* _Instructions to follow_
Output each entry that follows exactly. Images stay out.

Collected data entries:
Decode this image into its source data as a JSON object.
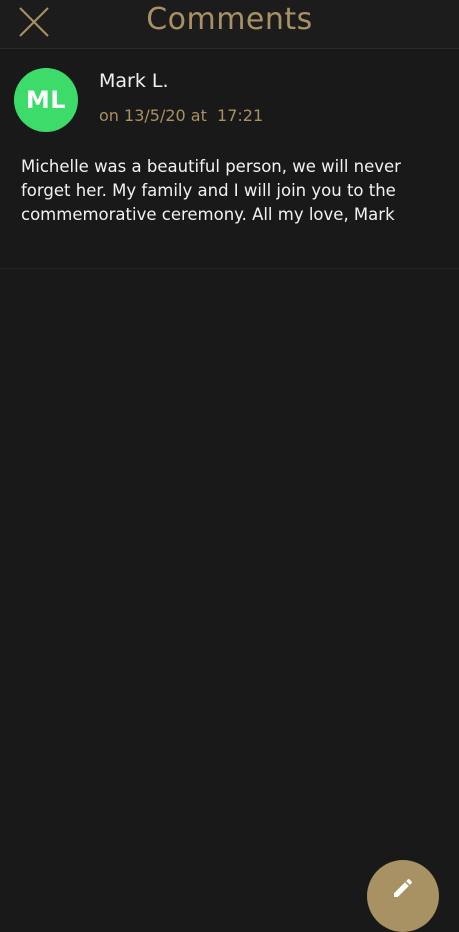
{
  "header": {
    "title": "Comments",
    "close_icon": "close-icon"
  },
  "comments": [
    {
      "avatar_initials": "ML",
      "avatar_color": "#3ddc6a",
      "author": "Mark L.",
      "meta": "on 13/5/20 at  17:21",
      "text": "Michelle was a beautiful person, we will never forget her. My family and I will join you to the commemorative ceremony. All my love, Mark"
    }
  ],
  "fab": {
    "icon": "pencil-icon"
  },
  "colors": {
    "background": "#191919",
    "accent": "#a89163",
    "text": "#f2f2f2"
  }
}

* _Finished exercise_
Decode this image into its source data as a JSON object.
{
  "header": {
    "title": "Comments",
    "close_icon": "close-icon"
  },
  "comments": [
    {
      "avatar_initials": "ML",
      "avatar_color": "#3ddc6a",
      "author": "Mark L.",
      "meta": "on 13/5/20 at  17:21",
      "text": "Michelle was a beautiful person, we will never forget her. My family and I will join you to the commemorative ceremony. All my love, Mark"
    }
  ],
  "fab": {
    "icon": "pencil-icon"
  },
  "colors": {
    "background": "#191919",
    "accent": "#a89163",
    "text": "#f2f2f2"
  }
}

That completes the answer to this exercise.